• _EXERCISE DESCRIPTION_
Copy out each line of the material in which the word "نفسها" appears.

----

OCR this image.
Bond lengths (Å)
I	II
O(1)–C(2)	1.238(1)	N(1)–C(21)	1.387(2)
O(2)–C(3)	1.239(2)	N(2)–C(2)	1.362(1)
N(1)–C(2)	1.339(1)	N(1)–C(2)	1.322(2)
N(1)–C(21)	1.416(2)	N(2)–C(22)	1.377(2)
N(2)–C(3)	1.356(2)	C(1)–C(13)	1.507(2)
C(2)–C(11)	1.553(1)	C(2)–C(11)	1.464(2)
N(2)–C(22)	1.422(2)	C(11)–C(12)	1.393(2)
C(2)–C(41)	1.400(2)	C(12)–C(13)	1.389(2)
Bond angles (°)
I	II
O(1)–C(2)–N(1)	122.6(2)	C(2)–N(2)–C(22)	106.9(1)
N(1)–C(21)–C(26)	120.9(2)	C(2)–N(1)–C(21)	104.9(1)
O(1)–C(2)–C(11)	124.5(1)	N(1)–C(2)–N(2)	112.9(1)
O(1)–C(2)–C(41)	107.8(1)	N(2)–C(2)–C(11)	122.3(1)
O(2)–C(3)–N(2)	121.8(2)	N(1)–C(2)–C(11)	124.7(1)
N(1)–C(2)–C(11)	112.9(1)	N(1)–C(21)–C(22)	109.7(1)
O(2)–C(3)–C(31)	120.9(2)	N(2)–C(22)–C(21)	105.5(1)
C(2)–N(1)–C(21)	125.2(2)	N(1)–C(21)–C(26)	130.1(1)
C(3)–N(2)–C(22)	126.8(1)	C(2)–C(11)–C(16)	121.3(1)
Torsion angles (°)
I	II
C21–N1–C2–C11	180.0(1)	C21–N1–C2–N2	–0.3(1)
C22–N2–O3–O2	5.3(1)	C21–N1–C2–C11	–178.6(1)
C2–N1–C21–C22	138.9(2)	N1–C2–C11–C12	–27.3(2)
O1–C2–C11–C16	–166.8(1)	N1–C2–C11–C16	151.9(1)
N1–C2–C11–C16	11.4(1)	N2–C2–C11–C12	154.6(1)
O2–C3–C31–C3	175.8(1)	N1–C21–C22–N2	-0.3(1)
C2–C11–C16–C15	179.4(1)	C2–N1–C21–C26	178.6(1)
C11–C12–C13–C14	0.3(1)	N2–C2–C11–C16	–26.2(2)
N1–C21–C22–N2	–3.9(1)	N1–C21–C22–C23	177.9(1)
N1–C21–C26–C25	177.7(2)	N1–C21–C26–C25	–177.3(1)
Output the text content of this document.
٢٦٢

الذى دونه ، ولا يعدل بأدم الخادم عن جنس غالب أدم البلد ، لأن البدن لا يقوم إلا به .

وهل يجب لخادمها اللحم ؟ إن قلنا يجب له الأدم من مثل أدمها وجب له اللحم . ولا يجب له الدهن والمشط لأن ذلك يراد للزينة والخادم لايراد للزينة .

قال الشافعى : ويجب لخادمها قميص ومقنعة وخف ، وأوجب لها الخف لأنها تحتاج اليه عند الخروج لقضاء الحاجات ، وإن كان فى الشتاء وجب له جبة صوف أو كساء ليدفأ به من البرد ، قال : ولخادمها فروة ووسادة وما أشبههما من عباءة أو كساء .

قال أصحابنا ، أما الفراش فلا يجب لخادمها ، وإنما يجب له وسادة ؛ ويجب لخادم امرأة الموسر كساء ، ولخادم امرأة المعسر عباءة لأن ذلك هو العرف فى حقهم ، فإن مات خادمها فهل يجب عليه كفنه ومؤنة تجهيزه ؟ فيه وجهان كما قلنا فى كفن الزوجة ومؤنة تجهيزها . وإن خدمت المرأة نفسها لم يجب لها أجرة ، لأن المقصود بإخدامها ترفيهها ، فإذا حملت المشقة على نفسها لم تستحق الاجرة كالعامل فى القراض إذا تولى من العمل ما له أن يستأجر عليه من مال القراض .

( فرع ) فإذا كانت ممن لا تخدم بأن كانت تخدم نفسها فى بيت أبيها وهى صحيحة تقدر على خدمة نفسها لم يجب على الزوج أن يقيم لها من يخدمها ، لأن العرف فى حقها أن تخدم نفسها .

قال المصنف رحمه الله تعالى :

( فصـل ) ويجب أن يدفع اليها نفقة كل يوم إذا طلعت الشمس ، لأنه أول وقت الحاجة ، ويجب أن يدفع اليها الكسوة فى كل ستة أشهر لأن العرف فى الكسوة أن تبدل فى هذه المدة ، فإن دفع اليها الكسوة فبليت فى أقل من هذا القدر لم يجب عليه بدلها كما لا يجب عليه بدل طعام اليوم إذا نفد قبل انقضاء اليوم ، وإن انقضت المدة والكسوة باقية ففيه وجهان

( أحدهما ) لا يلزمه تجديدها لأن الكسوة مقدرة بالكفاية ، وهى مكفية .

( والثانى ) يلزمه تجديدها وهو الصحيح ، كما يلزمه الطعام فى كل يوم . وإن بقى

----

• _SOLUTION TO THIS EXERCISE_
قال أصحابنا ، أما الفراش فلا يجب لخادمها ، وإنما يجب له وسادة ؛ ويجب لخادم امرأة الموسر كساء ، ولخادم امرأة المعسر عباءة لأن ذلك هو العرف فى حقهم ، فإن مات خادمها فهل يجب عليه كفنه ومؤنة تجهيزه ؟ فيه وجهان كما قلنا فى كفن الزوجة ومؤنة تجهيزها . وإن خدمت المرأة نفسها لم يجب لها أجرة ، لأن المقصود بإخدامها ترفيهها ، فإذا حملت المشقة على نفسها لم تستحق الاجرة كالعامل فى القراض إذا تولى من العمل ما له أن يستأجر عليه من مال القراض .
( فرع ) فإذا كانت ممن لا تخدم بأن كانت تخدم نفسها فى بيت أبيها وهى صحيحة تقدر على خدمة نفسها لم يجب على الزوج أن يقيم لها من يخدمها ، لأن العرف فى حقها أن تخدم نفسها .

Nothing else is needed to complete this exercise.